# Problem enlisting with 19th Group in Texas



## RogerThis (Dec 22, 2008)

My introductory post spells out my problem, but for those who haven't seen it:

I'm trying to enlist with the Texas National Guard.

I live in OK.

I was charged with a DUI in 2004.

August 2008 I tried to enlist REP-63 at Dallas,TX MEPS.

The doctor checked a little box next to "Alcohol Abuse" on my med form because of the DUI.  Now, I'm stuck.

My recruiter told me that I couldn't enlist REP-63 because of the DUI and that I would have to enlist 11B and drop my SF packet later.

He said I wouldn't be able to ship to basic until August 2009.

I already hold a Secret clearance through my civilian job.


Can anyone get me in some boots before August 2009?
Does everything I mentioned seem legit?  I have a feeling this is an isolated incident with Dallas MEPS...


----------



## AWP (Dec 22, 2008)

August 09 for an 11B slot doesn't sound right. To echo the above, get a new recruiter.

As for trying to get into SF.....you are joining a company level organization. I don't know about the "DUI can't go REP-63" but it sounds about right. Even if it isn't, a small unit like that can afford to be picky. Also, any MOS can put in for SFAS so while 11B is a great starting point it isn't the end-all, be-all.

But start with a new recruiter first.


----------



## surgicalcric (Dec 22, 2008)

RogerThis:  

Were you using a SF recruiter or someone other than the previous?  I know the recruiter from 19th Group in TX; he is a straight forward guy.  If its him you were talking to you can rest assured you were shot straight with in regards to your previous ETOH issue.  If it wasnt a SF qualified recruiter shoot me a PM and I will send you the POC and you can call him.
★ ★ ★ ★
**Goal 1**
Name every user who posted in the forum thread about enlisting with 19th Group in Texas.
**Goal 2**
Write the next part of the forum thread about enlisting with 19th Group in Texas, picking up after its final post.

**Stored data**
★ ★ ★ ★
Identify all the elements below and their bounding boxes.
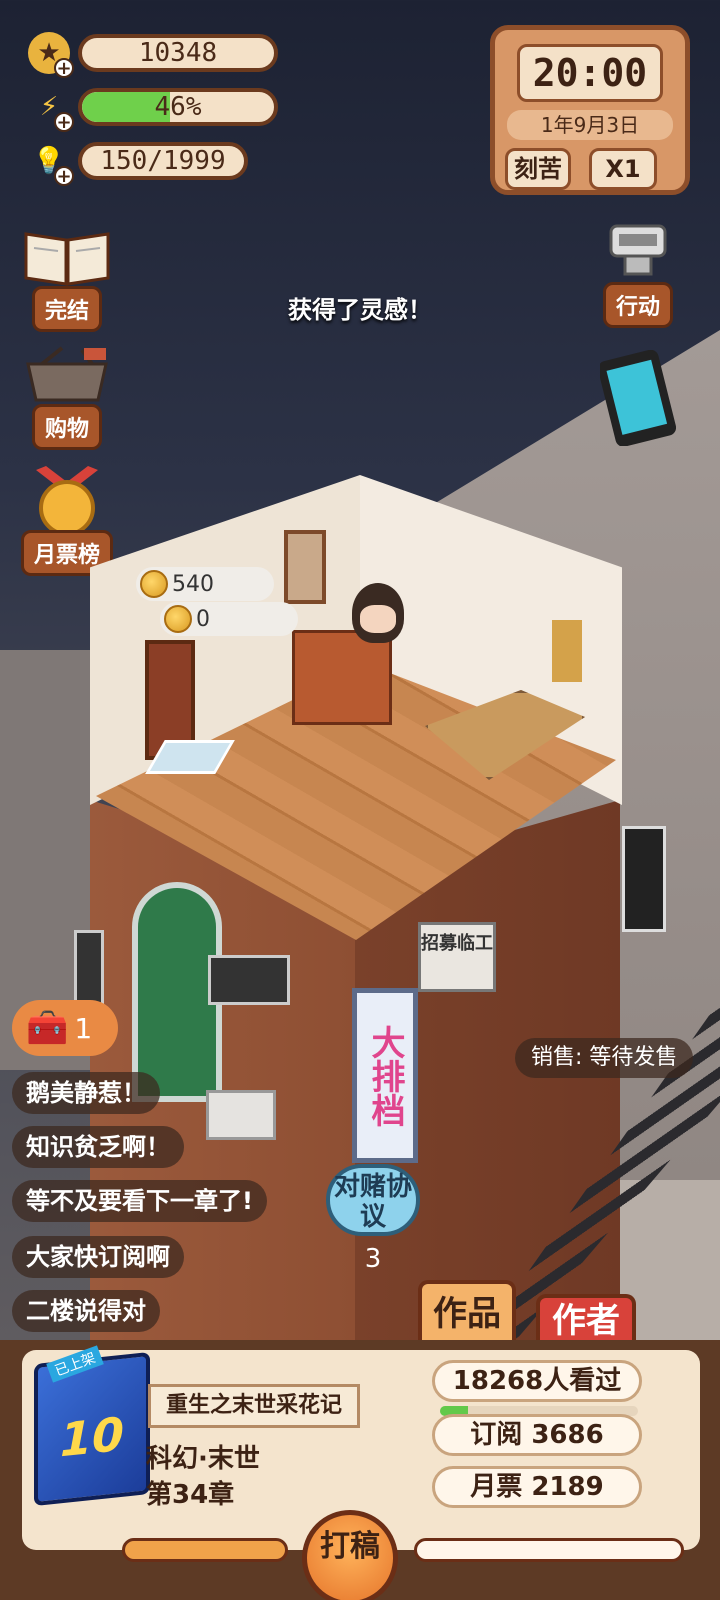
★ ★ ★ ★
**Written answer 1**
RogerThis, AWP, surgicalcric

**Written answer 2**
			
				RogerThis (from your intro) said:
			
		

> ...I thought our military was fighting two wars and needed some help!  I thought the Army still needed 30,000 troops for Afghanistan!  I just want some boots, but can't seem to get them because of a DUI, which I thought was fairly common among enlistees, that I received 5 years ago.



The Army is in need of soldiers, as is SF, but we (Special Forces) arent looking for just any soldier; we are looking for Special ones.  If you are as interested in being in boots as you would make us believe from your quote above you wouldnt be making such a fuss about being an Infantryman.  Not everyone in SF came to SF thru a REP-63/18X contract...


Crip


----------



## shortbrownguy (Dec 22, 2008)

Hush said:
			
		

> Find a new recruiter!



Situational awareness tells me that if you are not in SF, you shouldn't be answering questions in the SF forum:doh:;).

The simple way for me to answer your question is to say that with the 18X program, the Army is looking to enlist soldiers that have no pesky skeletons in their closet. The Military looks at DUI's as a major infraction, and because of this you may be precluded from the "cool guy contracts". 
You should contact another recruiter to see if the information you were given matches up. Do not be surprised if it does. The requirements for an 18X contract are pretty cut and dry.
If you are serious about becoming a QP, and having to enlist for a while is enough for you to give up, you are not SF material.

-SBG sends.


----------



## JJ sloan (Dec 22, 2008)

I don't think you have a recruiter problem.  19th group does not take many rep-63's.  The only ones that I know of have had some significant experience outside of the military.

Will a DUI exclude you from getting into SF?  No.  You need to enlist and get some time taking your rifle for a walk first.  Go to basic training, do well and report to your unit.  Take advantage of SF's recruiting opportunities ASAP, but DO NOT burn any bridges along the way.  You may have to deploy with big army.  That will only work in your favor.  Trust me, you will be better off having some experience before you show up on a team.

You have already come to this conclusion by yourself, you just needed someone to tell you this point blank.  Your ability to obtain a clearance in your current profession should clue you in to your value, but where SOF needs you to be goes beyond that... bringing something to the table tactically.

It is so worth it brother, take the time and do the infantry business, it will serve you well.


----------



## DA SWO (Dec 23, 2008)

I'll re-ask my question.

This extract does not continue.